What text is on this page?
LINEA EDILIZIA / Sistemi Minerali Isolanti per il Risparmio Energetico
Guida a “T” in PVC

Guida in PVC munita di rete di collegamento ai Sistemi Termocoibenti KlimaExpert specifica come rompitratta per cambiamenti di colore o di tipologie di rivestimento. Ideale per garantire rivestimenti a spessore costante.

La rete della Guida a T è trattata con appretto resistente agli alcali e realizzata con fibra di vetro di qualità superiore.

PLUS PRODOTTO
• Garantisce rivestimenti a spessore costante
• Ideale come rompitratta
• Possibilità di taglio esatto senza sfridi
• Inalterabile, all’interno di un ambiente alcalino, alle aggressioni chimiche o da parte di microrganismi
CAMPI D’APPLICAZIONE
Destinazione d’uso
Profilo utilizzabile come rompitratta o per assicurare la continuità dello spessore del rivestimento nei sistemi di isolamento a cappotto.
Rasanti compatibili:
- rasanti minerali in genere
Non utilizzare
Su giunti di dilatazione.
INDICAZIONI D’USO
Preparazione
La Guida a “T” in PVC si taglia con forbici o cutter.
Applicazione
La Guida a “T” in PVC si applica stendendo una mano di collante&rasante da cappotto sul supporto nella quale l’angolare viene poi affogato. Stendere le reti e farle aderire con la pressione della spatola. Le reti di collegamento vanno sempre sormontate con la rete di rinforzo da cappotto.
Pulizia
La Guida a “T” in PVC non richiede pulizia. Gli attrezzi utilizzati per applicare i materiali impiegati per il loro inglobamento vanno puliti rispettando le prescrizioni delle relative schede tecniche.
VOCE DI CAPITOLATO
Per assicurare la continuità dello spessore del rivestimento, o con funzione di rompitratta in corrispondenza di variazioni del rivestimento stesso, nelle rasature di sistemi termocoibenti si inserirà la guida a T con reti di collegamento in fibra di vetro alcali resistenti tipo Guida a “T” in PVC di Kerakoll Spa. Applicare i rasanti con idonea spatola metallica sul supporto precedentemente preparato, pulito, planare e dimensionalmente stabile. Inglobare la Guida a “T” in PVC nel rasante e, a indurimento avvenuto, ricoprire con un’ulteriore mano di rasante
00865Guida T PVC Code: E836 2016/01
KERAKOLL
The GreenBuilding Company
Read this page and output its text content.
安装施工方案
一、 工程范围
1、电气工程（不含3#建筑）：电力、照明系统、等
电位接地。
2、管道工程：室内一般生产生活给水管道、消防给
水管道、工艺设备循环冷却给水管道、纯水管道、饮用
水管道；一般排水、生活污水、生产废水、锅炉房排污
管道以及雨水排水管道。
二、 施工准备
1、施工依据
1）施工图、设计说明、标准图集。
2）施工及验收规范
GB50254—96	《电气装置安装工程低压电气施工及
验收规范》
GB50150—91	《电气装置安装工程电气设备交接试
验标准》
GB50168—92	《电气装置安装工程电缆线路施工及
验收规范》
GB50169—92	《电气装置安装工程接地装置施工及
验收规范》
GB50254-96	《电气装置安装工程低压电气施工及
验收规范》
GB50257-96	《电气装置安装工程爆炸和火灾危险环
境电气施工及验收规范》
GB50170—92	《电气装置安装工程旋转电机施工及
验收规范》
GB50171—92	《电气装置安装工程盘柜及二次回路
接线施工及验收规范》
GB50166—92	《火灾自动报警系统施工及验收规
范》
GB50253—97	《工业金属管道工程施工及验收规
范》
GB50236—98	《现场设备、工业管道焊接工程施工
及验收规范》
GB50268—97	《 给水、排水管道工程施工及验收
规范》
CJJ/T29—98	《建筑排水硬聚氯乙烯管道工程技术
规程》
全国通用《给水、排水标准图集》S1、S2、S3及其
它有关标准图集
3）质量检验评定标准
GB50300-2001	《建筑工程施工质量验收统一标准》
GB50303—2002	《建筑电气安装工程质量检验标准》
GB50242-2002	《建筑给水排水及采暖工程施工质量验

- - -

Copy each line containing the word "dello" from the data.

Profilo utilizzabile come rompitratta o per assicurare la continuità dello spessore del rivestimento nei sistemi di isolamento a cappotto.
Per assicurare la continuità dello spessore del rivestimento, o con funzione di rompitratta in corrispondenza di variazioni del rivestimento stesso, nelle rasature di sistemi termocoibenti si inserirà la guida a T con reti di collegamento in fibra di vetro alcali resistenti tipo Guida a “T” in PVC di Kerakoll Spa. Applicare i rasanti con idonea spatola metallica sul supporto precedentemente preparato, pulito, planare e dimensionalmente stabile. Inglobare la Guida a “T” in PVC nel rasante e, a indurimento avvenuto, ricoprire con un’ulteriore mano di rasante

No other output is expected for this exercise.